PROBLEM DESCRIPTION: Reproduce the entire listing word for word.

DATA:
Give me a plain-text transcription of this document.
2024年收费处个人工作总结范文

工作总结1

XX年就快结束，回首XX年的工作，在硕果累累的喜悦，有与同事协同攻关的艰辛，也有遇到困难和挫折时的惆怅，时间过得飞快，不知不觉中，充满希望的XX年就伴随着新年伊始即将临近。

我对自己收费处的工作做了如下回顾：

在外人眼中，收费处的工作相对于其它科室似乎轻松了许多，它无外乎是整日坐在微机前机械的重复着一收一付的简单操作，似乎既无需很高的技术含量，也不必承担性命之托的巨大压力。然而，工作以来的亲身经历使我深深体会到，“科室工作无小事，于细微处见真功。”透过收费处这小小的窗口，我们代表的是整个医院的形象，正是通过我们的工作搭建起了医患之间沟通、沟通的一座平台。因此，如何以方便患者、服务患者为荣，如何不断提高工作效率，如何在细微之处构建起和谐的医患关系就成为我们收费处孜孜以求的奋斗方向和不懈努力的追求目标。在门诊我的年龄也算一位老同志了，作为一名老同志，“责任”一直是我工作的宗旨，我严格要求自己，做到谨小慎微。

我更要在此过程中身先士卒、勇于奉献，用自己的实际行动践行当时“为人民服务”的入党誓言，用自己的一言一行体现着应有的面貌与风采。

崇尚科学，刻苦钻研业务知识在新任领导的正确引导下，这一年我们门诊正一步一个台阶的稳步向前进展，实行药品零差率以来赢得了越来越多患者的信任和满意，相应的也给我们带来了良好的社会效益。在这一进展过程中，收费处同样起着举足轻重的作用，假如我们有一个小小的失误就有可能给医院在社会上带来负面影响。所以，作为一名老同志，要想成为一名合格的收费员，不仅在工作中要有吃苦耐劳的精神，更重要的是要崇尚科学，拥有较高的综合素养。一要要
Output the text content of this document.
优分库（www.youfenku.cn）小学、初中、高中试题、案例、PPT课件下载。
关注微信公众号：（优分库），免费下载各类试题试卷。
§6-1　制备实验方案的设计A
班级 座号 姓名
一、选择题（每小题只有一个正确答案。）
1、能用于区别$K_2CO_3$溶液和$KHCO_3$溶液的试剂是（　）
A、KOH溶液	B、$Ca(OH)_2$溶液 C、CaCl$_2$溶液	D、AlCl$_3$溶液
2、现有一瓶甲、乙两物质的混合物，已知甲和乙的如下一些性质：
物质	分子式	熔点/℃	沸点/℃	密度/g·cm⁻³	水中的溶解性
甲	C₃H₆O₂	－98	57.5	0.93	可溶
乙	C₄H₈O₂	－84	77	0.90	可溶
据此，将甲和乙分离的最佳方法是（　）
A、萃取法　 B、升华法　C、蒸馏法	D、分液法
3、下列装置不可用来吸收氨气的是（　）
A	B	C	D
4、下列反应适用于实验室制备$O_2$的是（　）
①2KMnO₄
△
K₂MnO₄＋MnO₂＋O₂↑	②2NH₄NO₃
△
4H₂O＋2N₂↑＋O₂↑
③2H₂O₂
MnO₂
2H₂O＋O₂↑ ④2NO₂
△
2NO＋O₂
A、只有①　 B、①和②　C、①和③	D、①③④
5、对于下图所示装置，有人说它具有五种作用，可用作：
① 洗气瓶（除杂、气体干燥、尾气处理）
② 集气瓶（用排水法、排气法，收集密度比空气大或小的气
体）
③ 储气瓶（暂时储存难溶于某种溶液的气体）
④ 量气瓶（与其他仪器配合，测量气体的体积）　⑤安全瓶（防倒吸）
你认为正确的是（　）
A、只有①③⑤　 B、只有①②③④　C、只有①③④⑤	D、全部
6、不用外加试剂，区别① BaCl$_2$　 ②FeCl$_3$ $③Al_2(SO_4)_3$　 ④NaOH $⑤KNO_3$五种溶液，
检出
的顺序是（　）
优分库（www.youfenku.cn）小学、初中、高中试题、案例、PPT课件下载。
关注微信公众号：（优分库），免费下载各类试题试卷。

EXERCISE SOLUTION:
Give me a plain-text transcription of this document.
2024年收费处个人工作总结范文

工作总结1

XX年就快结束，回首XX年的工作，在硕果累累的喜悦，有与同事协同攻关的艰辛，也有遇到困难和挫折时的惆怅，时间过得飞快，不知不觉中，充满希望的XX年就伴随着新年伊始即将临近。

我对自己收费处的工作做了如下回顾：

在外人眼中，收费处的工作相对于其它科室似乎轻松了许多，它无外乎是整日坐在微机前机械的重复着一收一付的简单操作，似乎既无需很高的技术含量，也不必承担性命之托的巨大压力。然而，工作以来的亲身经历使我深深体会到，“科室工作无小事，于细微处见真功。”透过收费处这小小的窗口，我们代表的是整个医院的形象，正是通过我们的工作搭建起了医患之间沟通、沟通的一座平台。因此，如何以方便患者、服务患者为荣，如何不断提高工作效率，如何在细微之处构建起和谐的医患关系就成为我们收费处孜孜以求的奋斗方向和不懈努力的追求目标。在门诊我的年龄也算一位老同志了，作为一名老同志，“责任”一直是我工作的宗旨，我严格要求自己，做到谨小慎微。

我更要在此过程中身先士卒、勇于奉献，用自己的实际行动践行当时“为人民服务”的入党誓言，用自己的一言一行体现着应有的面貌与风采。

崇尚科学，刻苦钻研业务知识在新任领导的正确引导下，这一年我们门诊正一步一个台阶的稳步向前进展，实行药品零差率以来赢得了越来越多患者的信任和满意，相应的也给我们带来了良好的社会效益。在这一进展过程中，收费处同样起着举足轻重的作用，假如我们有一个小小的失误就有可能给医院在社会上带来负面影响。所以，作为一名老同志，要想成为一名合格的收费员，不仅在工作中要有吃苦耐劳的精神，更重要的是要崇尚科学，拥有较高的综合素养。一要要
Output the text content of this document.
优分库（www.youfenku.cn）小学、初中、高中试题、案例、PPT课件下载。
关注微信公众号：（优分库），免费下载各类试题试卷。
§6-1　制备实验方案的设计A
班级 座号 姓名
一、选择题（每小题只有一个正确答案。）
1、能用于区别$K_2CO_3$溶液和$KHCO_3$溶液的试剂是（　）
A、KOH溶液	B、$Ca(OH)_2$溶液 C、CaCl$_2$溶液	D、AlCl$_3$溶液
2、现有一瓶甲、乙两物质的混合物，已知甲和乙的如下一些性质：
物质	分子式	熔点/℃	沸点/℃	密度/g·cm⁻³	水中的溶解性
甲	C₃H₆O₂	－98	57.5	0.93	可溶
乙	C₄H₈O₂	－84	77	0.90	可溶
据此，将甲和乙分离的最佳方法是（　）
A、萃取法　 B、升华法　C、蒸馏法	D、分液法
3、下列装置不可用来吸收氨气的是（　）
A	B	C	D
4、下列反应适用于实验室制备$O_2$的是（　）
①2KMnO₄
△
K₂MnO₄＋MnO₂＋O₂↑	②2NH₄NO₃
△
4H₂O＋2N₂↑＋O₂↑
③2H₂O₂
MnO₂
2H₂O＋O₂↑ ④2NO₂
△
2NO＋O₂
A、只有①　 B、①和②　C、①和③	D、①③④
5、对于下图所示装置，有人说它具有五种作用，可用作：
① 洗气瓶（除杂、气体干燥、尾气处理）
② 集气瓶（用排水法、排气法，收集密度比空气大或小的气
体）
③ 储气瓶（暂时储存难溶于某种溶液的气体）
④ 量气瓶（与其他仪器配合，测量气体的体积）　⑤安全瓶（防倒吸）
你认为正确的是（　）
A、只有①③⑤　 B、只有①②③④　C、只有①③④⑤	D、全部
6、不用外加试剂，区别① BaCl$_2$　 ②FeCl$_3$ $③Al_2(SO_4)_3$　 ④NaOH $⑤KNO_3$五种溶液，
检出
的顺序是（　）
优分库（www.youfenku.cn）小学、初中、高中试题、案例、PPT课件下载。
关注微信公众号：（优分库），免费下载各类试题试卷。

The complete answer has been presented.